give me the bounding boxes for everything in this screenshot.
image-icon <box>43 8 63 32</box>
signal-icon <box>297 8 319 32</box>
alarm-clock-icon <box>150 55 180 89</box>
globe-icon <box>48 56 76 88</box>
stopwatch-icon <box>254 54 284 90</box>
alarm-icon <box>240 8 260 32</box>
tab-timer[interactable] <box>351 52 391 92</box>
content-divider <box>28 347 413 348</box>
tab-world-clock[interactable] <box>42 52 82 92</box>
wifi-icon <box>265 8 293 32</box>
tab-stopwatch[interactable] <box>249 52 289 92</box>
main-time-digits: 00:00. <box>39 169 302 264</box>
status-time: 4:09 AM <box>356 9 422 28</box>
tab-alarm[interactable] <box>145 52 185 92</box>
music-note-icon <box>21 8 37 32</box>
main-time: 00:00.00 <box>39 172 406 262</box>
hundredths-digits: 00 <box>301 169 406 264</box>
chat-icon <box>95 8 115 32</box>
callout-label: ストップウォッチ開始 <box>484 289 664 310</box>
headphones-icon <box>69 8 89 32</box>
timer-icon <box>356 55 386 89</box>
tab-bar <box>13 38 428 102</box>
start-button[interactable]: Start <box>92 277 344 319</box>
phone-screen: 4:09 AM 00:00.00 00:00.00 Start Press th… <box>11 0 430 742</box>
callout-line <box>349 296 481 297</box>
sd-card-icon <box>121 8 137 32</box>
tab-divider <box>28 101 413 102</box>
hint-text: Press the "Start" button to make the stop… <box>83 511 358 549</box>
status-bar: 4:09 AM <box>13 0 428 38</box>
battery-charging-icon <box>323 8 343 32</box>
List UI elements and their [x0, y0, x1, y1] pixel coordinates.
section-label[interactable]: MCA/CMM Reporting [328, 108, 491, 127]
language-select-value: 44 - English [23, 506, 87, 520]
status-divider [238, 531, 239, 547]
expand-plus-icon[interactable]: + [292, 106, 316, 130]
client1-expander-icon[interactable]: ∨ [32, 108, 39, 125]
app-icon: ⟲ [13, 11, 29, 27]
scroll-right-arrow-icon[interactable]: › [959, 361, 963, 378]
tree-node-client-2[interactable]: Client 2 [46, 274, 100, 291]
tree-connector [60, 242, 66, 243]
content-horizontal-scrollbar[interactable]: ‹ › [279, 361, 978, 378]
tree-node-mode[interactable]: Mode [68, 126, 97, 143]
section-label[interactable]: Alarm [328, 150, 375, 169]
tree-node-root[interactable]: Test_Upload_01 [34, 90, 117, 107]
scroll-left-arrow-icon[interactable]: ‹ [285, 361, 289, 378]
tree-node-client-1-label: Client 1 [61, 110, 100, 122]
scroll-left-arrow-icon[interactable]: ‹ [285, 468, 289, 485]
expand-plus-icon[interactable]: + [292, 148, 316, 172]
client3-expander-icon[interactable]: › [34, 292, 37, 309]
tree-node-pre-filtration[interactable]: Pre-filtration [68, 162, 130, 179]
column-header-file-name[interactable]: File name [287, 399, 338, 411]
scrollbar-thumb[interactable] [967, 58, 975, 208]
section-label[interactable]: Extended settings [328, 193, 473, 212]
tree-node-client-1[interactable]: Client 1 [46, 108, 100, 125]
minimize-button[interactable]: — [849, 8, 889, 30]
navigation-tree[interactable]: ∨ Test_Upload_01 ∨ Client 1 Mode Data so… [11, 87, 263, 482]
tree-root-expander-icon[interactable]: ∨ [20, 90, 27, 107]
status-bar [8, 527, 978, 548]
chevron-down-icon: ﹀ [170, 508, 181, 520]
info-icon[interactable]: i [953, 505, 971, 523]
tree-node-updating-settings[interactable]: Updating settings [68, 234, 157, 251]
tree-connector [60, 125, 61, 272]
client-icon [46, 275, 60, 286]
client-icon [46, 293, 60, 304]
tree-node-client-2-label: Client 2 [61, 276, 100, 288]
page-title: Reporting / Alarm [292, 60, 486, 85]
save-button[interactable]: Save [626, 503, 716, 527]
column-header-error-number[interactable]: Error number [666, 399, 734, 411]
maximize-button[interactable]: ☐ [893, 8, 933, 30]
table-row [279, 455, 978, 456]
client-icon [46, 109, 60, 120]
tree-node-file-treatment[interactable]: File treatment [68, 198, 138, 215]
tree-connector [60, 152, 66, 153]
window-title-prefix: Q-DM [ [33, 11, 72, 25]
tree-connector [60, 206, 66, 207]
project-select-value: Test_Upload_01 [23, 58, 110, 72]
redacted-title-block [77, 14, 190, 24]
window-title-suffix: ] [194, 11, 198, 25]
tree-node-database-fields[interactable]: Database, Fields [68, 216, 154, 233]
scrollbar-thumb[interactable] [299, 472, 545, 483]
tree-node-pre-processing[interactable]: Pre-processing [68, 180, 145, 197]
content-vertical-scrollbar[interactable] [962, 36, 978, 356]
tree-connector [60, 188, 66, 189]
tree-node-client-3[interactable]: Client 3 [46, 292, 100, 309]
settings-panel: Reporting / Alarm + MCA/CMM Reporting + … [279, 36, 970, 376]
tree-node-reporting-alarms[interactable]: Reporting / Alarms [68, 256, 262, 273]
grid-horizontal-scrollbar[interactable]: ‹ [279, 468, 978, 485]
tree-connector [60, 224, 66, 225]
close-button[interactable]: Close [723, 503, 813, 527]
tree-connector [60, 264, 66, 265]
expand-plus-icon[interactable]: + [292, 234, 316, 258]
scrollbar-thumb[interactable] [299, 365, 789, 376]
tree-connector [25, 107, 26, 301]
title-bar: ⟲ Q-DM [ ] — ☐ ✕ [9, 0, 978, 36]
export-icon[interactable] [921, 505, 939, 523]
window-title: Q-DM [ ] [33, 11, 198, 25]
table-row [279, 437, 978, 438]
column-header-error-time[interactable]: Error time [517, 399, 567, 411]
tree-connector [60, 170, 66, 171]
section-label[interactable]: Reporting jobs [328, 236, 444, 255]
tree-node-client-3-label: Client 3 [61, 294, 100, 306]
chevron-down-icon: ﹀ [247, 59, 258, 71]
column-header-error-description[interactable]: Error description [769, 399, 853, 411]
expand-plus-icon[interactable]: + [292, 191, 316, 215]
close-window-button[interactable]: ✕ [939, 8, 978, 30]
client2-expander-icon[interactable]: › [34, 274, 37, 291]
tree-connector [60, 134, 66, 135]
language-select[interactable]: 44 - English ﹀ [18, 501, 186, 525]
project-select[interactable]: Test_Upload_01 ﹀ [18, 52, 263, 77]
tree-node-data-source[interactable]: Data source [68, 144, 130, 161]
========================
TASK TO CARRY OUT — Copy out the lines from the start of the records through the line that contains "tab-timer[interactable] <box>351 52", both ends included.

ANSWER TO THE EXERCISE —
give me the bounding boxes for everything in this screenshot.
image-icon <box>43 8 63 32</box>
signal-icon <box>297 8 319 32</box>
alarm-clock-icon <box>150 55 180 89</box>
globe-icon <box>48 56 76 88</box>
stopwatch-icon <box>254 54 284 90</box>
alarm-icon <box>240 8 260 32</box>
tab-timer[interactable] <box>351 52 391 92</box>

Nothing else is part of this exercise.